#### [WORK INSTRUCTIONS]
Which lines of the records contain the word "Nicole"? Copy each one.

#### [DATA TO USE]
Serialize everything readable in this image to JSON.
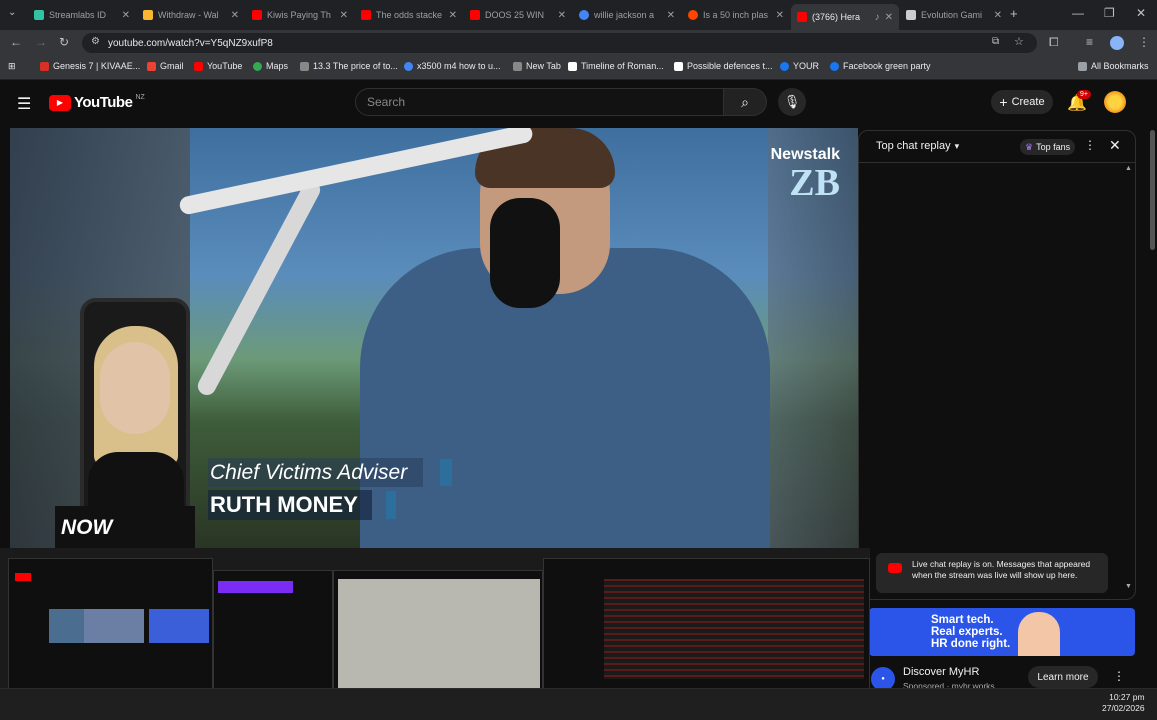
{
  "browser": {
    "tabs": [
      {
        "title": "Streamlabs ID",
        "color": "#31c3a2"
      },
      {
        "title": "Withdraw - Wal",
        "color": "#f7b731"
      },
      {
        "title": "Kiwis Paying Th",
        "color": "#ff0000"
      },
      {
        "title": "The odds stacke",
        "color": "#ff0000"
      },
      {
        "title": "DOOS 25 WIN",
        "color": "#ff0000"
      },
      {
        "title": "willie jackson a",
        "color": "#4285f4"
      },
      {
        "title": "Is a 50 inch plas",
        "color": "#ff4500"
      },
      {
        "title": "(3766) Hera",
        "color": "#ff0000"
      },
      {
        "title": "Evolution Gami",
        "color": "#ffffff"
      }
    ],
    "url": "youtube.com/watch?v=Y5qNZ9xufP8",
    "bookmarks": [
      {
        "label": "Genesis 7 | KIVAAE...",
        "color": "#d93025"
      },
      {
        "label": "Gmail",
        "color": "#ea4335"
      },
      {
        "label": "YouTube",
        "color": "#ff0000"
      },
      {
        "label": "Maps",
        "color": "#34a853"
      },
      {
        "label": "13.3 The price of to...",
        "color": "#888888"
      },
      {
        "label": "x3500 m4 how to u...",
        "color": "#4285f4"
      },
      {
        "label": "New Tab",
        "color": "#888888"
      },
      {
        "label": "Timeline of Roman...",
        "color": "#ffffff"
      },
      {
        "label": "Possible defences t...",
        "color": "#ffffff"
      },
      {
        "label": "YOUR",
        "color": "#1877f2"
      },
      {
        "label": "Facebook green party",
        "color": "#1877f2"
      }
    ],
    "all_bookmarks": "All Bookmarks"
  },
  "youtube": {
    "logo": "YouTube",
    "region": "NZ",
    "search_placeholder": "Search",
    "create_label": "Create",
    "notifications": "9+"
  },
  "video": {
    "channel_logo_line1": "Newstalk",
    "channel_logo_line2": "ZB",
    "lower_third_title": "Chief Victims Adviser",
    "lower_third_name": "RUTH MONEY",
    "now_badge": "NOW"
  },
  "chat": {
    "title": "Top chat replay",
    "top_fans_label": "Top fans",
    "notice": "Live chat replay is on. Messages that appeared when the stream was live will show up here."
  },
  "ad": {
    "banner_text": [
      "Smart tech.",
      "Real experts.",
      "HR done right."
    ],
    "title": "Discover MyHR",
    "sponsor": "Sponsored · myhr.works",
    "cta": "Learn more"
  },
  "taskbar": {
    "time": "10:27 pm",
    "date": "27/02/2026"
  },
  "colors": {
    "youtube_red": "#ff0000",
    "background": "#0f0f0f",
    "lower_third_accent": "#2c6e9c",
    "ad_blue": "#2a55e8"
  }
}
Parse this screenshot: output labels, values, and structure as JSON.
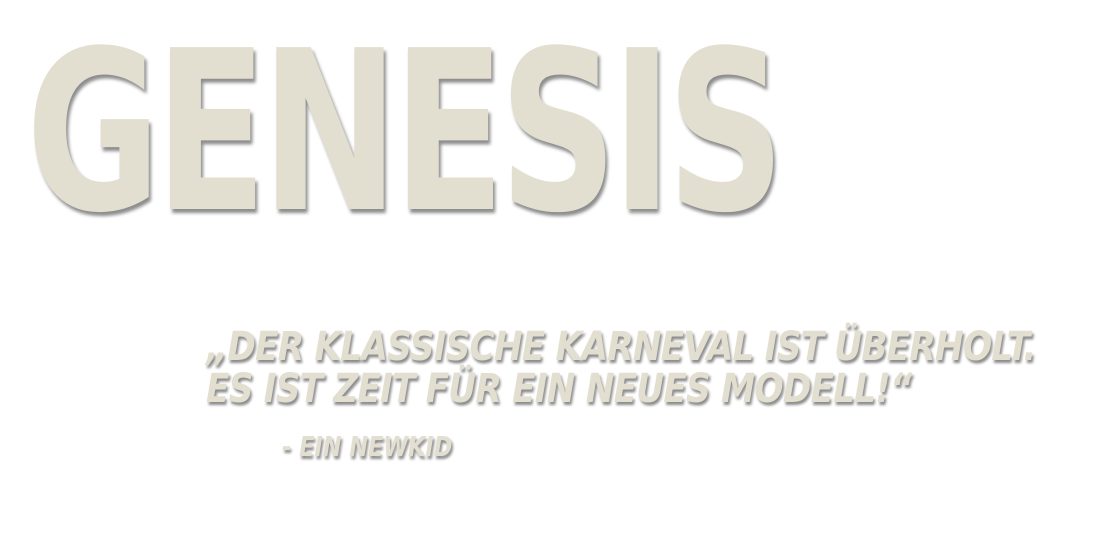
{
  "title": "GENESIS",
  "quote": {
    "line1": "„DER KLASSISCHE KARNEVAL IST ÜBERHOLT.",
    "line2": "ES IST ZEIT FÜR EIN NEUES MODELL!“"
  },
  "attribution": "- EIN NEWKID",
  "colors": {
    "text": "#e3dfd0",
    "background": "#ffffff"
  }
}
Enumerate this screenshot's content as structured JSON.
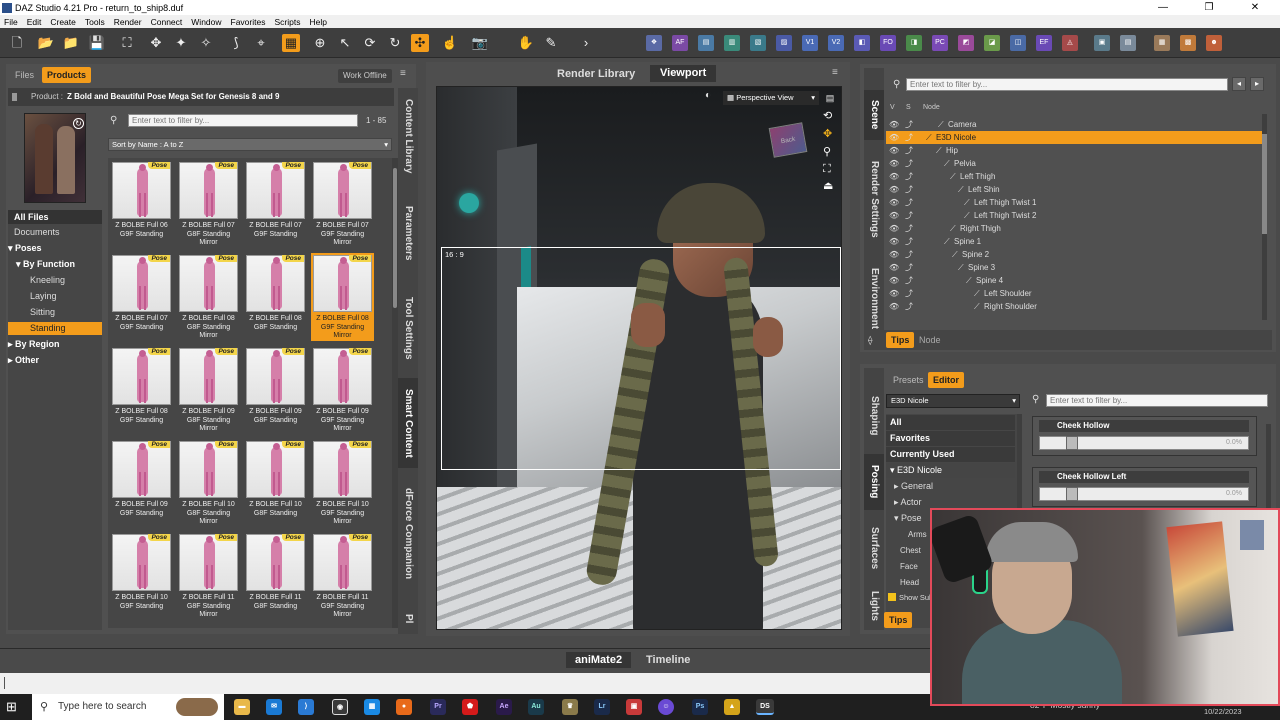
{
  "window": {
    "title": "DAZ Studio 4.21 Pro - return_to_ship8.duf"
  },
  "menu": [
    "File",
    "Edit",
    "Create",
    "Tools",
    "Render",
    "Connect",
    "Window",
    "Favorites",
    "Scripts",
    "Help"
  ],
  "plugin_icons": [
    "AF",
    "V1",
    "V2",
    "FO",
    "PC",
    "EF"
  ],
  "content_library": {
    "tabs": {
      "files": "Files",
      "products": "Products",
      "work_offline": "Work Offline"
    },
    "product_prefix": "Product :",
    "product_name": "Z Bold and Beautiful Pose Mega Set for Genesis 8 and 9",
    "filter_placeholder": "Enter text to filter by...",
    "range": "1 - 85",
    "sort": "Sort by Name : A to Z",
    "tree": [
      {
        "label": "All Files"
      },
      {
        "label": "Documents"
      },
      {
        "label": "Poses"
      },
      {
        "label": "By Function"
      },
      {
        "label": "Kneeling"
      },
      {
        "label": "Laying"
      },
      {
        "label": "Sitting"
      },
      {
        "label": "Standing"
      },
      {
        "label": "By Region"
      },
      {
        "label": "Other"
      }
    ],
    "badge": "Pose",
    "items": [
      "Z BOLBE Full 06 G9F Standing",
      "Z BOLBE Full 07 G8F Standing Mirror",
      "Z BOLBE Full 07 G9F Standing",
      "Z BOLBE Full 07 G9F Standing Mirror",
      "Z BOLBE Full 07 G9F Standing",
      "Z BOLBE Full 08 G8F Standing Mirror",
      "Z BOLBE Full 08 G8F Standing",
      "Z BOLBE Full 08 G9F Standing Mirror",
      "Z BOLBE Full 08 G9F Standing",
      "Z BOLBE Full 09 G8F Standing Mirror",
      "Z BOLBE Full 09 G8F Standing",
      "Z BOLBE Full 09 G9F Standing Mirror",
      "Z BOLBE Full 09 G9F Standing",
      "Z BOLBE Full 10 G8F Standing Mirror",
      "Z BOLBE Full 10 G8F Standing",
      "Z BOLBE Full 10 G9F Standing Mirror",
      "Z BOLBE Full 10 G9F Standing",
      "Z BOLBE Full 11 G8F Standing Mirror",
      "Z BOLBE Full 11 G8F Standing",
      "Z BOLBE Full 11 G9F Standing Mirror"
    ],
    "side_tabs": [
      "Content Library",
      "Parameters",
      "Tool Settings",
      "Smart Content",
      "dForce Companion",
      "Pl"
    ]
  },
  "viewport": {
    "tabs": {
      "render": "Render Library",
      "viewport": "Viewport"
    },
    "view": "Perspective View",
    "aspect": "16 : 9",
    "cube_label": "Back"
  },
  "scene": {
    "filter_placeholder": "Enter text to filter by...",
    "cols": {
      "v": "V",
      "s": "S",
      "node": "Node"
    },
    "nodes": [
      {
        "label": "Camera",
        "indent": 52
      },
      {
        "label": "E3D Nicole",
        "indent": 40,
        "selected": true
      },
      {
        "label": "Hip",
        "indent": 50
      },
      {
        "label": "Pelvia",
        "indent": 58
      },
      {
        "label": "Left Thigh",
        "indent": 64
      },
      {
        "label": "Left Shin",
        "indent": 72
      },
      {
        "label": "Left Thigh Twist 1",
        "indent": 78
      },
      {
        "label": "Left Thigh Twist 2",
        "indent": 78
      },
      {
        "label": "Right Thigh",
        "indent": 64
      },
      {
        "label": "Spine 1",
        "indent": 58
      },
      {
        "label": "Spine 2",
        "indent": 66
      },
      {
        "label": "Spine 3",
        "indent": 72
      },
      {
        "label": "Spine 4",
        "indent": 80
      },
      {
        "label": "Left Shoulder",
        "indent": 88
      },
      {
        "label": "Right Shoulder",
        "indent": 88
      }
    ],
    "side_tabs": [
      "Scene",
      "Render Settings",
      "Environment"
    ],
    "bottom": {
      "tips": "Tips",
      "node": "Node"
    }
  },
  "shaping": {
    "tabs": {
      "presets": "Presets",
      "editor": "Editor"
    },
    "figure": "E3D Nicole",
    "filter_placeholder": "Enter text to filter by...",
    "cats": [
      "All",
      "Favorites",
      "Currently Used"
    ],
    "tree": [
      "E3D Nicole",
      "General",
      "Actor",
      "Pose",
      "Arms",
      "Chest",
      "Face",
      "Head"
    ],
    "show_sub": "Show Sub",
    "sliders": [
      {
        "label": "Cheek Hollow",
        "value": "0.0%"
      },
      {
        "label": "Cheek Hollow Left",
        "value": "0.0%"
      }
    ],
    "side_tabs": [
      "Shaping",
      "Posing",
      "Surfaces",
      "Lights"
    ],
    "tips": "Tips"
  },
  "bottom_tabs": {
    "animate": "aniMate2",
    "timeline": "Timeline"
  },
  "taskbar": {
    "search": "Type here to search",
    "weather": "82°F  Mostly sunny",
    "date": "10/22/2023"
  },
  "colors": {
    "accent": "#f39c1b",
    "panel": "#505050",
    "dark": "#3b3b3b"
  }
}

#### [TASK SOLUTION]
        "label": "E3D Nicole",
    "figure": "E3D Nicole",
      "E3D Nicole",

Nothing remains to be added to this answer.